[Dataset records]
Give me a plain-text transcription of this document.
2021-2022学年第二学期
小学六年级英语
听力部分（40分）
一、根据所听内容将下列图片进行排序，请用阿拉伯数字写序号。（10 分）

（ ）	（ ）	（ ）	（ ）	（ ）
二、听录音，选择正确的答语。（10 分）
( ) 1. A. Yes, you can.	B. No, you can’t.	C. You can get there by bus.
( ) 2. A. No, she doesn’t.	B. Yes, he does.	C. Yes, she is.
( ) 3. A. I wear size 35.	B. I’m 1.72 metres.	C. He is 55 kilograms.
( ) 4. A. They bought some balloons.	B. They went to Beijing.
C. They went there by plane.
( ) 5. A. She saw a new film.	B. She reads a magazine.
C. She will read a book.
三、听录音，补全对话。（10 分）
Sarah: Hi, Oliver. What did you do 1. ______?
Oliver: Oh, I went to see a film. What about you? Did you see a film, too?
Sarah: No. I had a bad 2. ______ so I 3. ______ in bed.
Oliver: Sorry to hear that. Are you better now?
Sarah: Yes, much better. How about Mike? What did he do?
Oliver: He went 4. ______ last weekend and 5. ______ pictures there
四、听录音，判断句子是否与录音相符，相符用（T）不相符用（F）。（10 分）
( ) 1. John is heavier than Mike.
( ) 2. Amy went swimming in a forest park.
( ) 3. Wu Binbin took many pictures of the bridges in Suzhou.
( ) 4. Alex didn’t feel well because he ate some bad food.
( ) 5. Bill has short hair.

What is asked ▸
Take the data above and return it exactly.

In response ▸
Give me a plain-text transcription of this document.
2021-2022学年第二学期
小学六年级英语
听力部分（40分）
一、根据所听内容将下列图片进行排序，请用阿拉伯数字写序号。（10 分）

（ ）	（ ）	（ ）	（ ）	（ ）
二、听录音，选择正确的答语。（10 分）
( ) 1. A. Yes, you can.	B. No, you can’t.	C. You can get there by bus.
( ) 2. A. No, she doesn’t.	B. Yes, he does.	C. Yes, she is.
( ) 3. A. I wear size 35.	B. I’m 1.72 metres.	C. He is 55 kilograms.
( ) 4. A. They bought some balloons.	B. They went to Beijing.
C. They went there by plane.
( ) 5. A. She saw a new film.	B. She reads a magazine.
C. She will read a book.
三、听录音，补全对话。（10 分）
Sarah: Hi, Oliver. What did you do 1. ______?
Oliver: Oh, I went to see a film. What about you? Did you see a film, too?
Sarah: No. I had a bad 2. ______ so I 3. ______ in bed.
Oliver: Sorry to hear that. Are you better now?
Sarah: Yes, much better. How about Mike? What did he do?
Oliver: He went 4. ______ last weekend and 5. ______ pictures there
四、听录音，判断句子是否与录音相符，相符用（T）不相符用（F）。（10 分）
( ) 1. John is heavier than Mike.
( ) 2. Amy went swimming in a forest park.
( ) 3. Wu Binbin took many pictures of the bridges in Suzhou.
( ) 4. Alex didn’t feel well because he ate some bad food.
( ) 5. Bill has short hair.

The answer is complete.